** START OF GIVEN RECORDS **
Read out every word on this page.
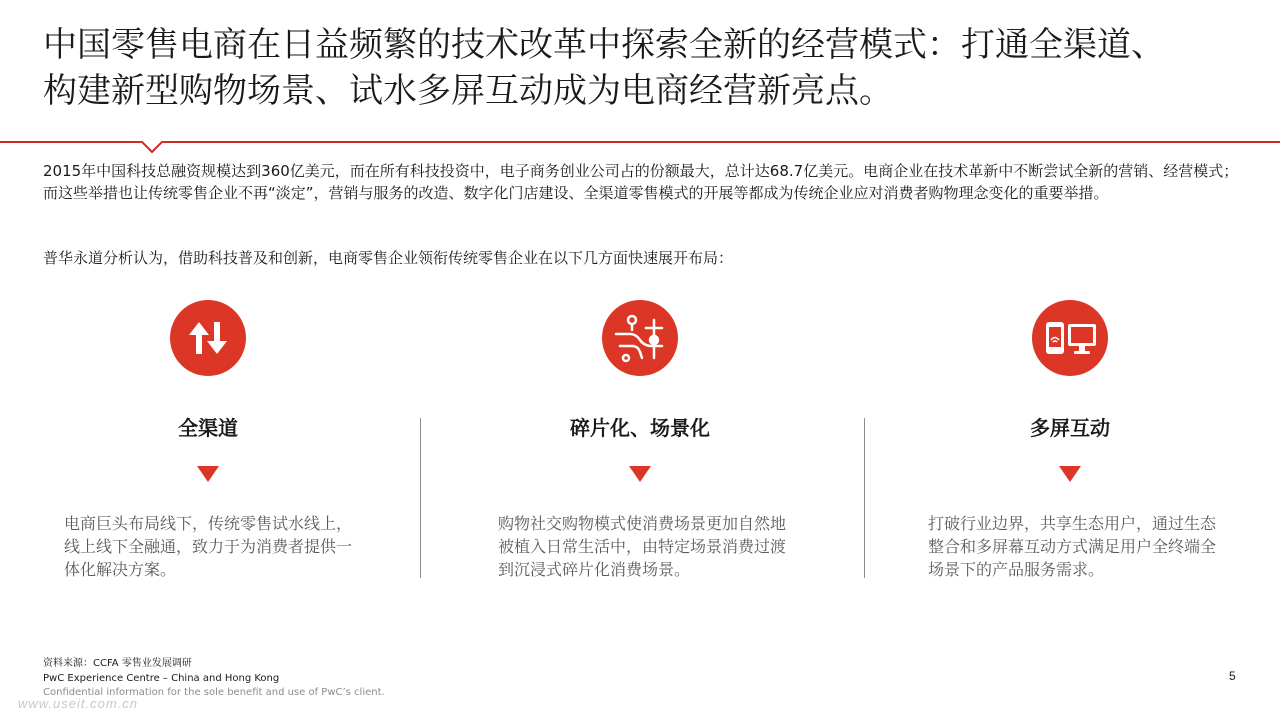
中国零售电商在日益频繁的技术改革中探索全新的经营模式：打通全渠道、
构建新型购物场景、试水多屏互动成为电商经营新亮点。
2015年中国科技总融资规模达到360亿美元，而在所有科技投资中，电子商务创业公司占的份额最大，总计达68.7亿美元。电商企业在技术革新中不断尝试全新的营销、经营模式；而这些举措也让传统零售企业不再“淡定”，营销与服务的改造、数字化门店建设、全渠道零售模式的开展等都成为传统企业应对消费者购物理念变化的重要举措。
普华永道分析认为，借助科技普及和创新，电商零售企业领衔传统零售企业在以下几方面快速展开布局：
全渠道
电商巨头布局线下，传统零售试水线上，线上线下全融通，致力于为消费者提供一体化解决方案。
碎片化、场景化
购物社交购物模式使消费场景更加自然地被植入日常生活中，由特定场景消费过渡到沉浸式碎片化消费场景。
多屏互动
打破行业边界，共享生态用户，通过生态整合和多屏幕互动方式满足用户全终端全场景下的产品服务需求。
资料来源：CCFA 零售业发展调研
PwC Experience Centre – China and Hong Kong
Confidential information for the sole benefit and use of PwC’s client.
5
www.useit.com.cn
** END OF GIVEN RECORDS **
• _WORK INSTRUCTIONS_:
Retype the whole listing exactly and leave the pictures out.

• _EXERCISE SOLUTION_:
Read out every word on this page.
中国零售电商在日益频繁的技术改革中探索全新的经营模式：打通全渠道、
构建新型购物场景、试水多屏互动成为电商经营新亮点。
2015年中国科技总融资规模达到360亿美元，而在所有科技投资中，电子商务创业公司占的份额最大，总计达68.7亿美元。电商企业在技术革新中不断尝试全新的营销、经营模式；而这些举措也让传统零售企业不再“淡定”，营销与服务的改造、数字化门店建设、全渠道零售模式的开展等都成为传统企业应对消费者购物理念变化的重要举措。
普华永道分析认为，借助科技普及和创新，电商零售企业领衔传统零售企业在以下几方面快速展开布局：
全渠道
电商巨头布局线下，传统零售试水线上，线上线下全融通，致力于为消费者提供一体化解决方案。
碎片化、场景化
购物社交购物模式使消费场景更加自然地被植入日常生活中，由特定场景消费过渡到沉浸式碎片化消费场景。
多屏互动
打破行业边界，共享生态用户，通过生态整合和多屏幕互动方式满足用户全终端全场景下的产品服务需求。
资料来源：CCFA 零售业发展调研
PwC Experience Centre – China and Hong Kong
Confidential information for the sole benefit and use of PwC’s client.
5
www.useit.com.cn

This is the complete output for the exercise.